▶ **Exercise aim**:
Copy each line in which the string "this" occurs.

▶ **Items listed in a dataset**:
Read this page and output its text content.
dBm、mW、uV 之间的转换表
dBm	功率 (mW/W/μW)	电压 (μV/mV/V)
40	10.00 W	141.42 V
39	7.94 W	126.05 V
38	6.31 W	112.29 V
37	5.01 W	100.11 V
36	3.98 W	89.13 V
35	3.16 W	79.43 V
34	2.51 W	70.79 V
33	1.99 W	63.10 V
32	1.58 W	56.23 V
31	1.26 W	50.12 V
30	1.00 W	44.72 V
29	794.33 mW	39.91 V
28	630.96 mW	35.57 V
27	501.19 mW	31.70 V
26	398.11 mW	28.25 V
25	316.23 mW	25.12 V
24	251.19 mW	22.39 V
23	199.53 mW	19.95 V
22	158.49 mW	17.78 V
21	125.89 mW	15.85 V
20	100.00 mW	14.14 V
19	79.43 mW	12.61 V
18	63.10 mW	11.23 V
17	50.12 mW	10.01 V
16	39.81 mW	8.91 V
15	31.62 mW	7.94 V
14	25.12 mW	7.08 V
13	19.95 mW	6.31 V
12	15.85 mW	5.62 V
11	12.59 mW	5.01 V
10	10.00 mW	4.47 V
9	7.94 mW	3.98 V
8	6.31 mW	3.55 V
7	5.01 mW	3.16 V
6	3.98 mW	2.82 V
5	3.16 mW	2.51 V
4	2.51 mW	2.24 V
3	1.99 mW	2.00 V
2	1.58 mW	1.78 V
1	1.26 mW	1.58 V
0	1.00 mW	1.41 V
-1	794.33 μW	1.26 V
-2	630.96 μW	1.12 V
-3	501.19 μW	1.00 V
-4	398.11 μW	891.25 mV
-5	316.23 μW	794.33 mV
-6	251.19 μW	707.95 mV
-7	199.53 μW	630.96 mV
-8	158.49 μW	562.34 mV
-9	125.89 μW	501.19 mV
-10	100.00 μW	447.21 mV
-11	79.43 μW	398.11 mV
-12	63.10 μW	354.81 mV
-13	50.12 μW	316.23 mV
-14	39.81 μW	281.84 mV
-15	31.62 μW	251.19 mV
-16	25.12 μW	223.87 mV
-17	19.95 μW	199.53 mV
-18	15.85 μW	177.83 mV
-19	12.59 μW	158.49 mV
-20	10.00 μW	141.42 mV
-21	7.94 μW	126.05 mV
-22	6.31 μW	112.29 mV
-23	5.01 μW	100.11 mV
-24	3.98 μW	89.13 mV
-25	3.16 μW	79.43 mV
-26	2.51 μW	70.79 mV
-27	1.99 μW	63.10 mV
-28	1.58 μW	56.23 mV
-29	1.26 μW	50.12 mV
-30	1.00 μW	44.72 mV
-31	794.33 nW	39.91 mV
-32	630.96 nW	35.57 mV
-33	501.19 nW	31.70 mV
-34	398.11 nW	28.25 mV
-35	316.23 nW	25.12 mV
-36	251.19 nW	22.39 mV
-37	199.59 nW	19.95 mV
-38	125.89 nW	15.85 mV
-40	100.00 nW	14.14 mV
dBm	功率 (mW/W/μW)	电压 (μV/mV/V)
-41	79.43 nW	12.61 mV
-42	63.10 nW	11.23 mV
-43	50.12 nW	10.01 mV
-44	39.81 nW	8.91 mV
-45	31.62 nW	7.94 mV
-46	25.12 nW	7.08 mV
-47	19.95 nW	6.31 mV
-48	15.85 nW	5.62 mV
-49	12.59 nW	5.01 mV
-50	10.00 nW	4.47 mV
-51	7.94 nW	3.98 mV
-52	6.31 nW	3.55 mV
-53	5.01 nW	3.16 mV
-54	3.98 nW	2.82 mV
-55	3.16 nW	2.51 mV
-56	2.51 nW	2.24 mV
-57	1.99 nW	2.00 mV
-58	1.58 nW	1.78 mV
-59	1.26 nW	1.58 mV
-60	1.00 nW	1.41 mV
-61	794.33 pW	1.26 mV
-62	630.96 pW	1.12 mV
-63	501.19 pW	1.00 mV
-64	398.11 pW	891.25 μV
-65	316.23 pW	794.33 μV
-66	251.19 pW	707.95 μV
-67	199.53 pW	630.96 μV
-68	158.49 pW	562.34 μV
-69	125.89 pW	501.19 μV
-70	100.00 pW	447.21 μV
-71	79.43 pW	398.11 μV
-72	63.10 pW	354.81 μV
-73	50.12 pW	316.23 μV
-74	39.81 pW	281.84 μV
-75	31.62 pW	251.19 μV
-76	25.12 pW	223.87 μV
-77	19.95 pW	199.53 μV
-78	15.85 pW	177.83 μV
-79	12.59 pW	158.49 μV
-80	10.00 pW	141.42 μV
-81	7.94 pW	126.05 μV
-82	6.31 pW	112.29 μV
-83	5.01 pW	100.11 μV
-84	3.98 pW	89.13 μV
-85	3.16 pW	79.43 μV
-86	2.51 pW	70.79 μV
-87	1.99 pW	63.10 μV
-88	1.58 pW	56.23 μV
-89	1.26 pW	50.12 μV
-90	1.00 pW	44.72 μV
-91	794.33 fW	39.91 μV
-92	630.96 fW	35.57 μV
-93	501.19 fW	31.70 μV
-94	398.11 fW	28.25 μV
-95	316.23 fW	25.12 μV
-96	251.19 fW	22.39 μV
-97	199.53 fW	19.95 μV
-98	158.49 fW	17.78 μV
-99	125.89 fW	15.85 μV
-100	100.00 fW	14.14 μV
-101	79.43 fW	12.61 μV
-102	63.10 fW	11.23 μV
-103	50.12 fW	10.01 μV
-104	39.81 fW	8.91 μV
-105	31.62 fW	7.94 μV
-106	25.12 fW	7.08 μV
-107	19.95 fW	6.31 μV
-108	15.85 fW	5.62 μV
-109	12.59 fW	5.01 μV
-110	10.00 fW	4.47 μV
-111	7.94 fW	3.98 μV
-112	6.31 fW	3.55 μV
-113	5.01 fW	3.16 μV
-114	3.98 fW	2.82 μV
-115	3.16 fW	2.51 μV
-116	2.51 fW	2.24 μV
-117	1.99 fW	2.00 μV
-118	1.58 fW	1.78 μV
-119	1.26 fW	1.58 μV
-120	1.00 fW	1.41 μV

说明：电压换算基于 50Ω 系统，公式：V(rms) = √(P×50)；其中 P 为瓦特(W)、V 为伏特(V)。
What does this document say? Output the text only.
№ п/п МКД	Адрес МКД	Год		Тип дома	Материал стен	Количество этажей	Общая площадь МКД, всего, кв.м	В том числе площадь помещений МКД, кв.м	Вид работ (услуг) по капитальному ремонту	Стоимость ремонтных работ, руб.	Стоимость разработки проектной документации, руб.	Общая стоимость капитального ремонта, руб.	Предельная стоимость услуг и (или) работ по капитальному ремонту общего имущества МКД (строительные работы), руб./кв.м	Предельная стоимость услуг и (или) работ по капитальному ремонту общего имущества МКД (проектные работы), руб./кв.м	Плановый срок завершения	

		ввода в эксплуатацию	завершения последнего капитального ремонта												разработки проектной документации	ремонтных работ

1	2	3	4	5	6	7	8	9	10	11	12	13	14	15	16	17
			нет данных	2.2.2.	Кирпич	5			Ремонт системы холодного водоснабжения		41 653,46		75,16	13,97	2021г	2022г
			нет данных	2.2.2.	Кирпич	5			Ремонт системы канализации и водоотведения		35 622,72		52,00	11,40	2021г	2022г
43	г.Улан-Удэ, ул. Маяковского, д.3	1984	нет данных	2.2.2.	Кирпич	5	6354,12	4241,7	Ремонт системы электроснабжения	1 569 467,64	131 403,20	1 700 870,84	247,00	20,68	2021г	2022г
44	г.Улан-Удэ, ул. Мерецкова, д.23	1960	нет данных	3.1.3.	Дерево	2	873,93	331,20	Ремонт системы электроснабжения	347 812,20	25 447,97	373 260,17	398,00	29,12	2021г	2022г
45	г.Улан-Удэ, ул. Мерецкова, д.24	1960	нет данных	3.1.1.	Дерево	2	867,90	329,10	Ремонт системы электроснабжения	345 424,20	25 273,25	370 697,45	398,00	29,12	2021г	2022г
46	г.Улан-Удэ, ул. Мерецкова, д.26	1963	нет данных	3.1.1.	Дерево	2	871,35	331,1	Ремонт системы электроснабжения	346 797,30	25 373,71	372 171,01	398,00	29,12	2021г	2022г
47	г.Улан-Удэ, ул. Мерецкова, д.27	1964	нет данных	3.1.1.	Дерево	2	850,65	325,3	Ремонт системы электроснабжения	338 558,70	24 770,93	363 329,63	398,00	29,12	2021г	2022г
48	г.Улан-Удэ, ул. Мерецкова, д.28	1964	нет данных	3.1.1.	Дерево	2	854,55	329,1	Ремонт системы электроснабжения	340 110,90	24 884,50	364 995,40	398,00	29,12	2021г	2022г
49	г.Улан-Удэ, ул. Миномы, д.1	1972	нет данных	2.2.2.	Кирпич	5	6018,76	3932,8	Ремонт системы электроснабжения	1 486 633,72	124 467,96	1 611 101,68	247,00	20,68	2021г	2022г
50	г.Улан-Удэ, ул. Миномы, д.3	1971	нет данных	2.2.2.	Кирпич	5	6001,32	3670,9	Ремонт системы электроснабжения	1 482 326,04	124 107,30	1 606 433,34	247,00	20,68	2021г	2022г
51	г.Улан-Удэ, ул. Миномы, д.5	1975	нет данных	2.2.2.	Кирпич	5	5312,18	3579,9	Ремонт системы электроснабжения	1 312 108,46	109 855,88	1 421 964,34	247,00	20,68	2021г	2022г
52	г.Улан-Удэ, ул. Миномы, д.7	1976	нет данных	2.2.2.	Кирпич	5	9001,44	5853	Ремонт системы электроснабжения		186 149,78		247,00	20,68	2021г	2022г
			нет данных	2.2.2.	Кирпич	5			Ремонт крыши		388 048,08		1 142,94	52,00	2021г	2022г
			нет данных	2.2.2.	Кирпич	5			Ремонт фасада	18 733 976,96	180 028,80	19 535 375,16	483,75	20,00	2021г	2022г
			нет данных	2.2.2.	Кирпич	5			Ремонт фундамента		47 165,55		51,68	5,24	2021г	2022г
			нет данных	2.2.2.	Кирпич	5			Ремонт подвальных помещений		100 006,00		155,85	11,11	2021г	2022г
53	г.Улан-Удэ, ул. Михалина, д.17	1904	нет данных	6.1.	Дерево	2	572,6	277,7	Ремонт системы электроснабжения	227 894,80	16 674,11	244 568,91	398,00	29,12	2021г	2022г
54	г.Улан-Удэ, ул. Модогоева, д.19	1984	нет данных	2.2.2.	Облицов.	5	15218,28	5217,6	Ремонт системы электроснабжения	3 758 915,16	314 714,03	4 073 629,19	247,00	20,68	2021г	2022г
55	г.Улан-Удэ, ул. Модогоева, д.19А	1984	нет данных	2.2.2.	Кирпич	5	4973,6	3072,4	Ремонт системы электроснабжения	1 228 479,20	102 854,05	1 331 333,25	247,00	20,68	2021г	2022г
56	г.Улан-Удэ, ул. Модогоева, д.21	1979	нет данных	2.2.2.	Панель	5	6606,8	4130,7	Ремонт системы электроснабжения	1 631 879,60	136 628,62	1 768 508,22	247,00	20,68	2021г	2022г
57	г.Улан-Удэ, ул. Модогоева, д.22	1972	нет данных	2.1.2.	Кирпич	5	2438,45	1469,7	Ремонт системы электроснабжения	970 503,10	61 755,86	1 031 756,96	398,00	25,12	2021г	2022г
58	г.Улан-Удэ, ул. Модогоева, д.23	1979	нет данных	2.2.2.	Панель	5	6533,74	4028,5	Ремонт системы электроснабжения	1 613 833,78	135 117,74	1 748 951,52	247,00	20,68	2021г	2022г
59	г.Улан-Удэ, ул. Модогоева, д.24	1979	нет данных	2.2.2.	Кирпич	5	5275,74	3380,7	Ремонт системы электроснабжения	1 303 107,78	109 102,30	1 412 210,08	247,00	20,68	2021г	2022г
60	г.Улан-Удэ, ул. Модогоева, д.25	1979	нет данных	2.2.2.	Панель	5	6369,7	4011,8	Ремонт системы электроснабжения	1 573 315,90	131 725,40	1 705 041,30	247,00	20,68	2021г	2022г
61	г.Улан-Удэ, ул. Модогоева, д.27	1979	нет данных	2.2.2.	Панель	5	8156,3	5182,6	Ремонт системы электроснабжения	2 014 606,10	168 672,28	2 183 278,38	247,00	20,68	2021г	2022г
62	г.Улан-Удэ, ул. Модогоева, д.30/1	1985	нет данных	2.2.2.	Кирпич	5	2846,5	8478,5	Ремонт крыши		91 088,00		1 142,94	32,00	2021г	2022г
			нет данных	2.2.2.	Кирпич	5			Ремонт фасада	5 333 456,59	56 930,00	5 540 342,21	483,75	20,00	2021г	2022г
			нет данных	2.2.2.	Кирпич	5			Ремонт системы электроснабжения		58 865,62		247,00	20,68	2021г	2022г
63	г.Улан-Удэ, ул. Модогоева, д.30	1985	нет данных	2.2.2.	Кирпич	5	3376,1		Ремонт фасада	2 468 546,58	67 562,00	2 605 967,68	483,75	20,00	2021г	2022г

▶ **Answer**:
Read this page and output its text content.
What does this document say? Output the text only.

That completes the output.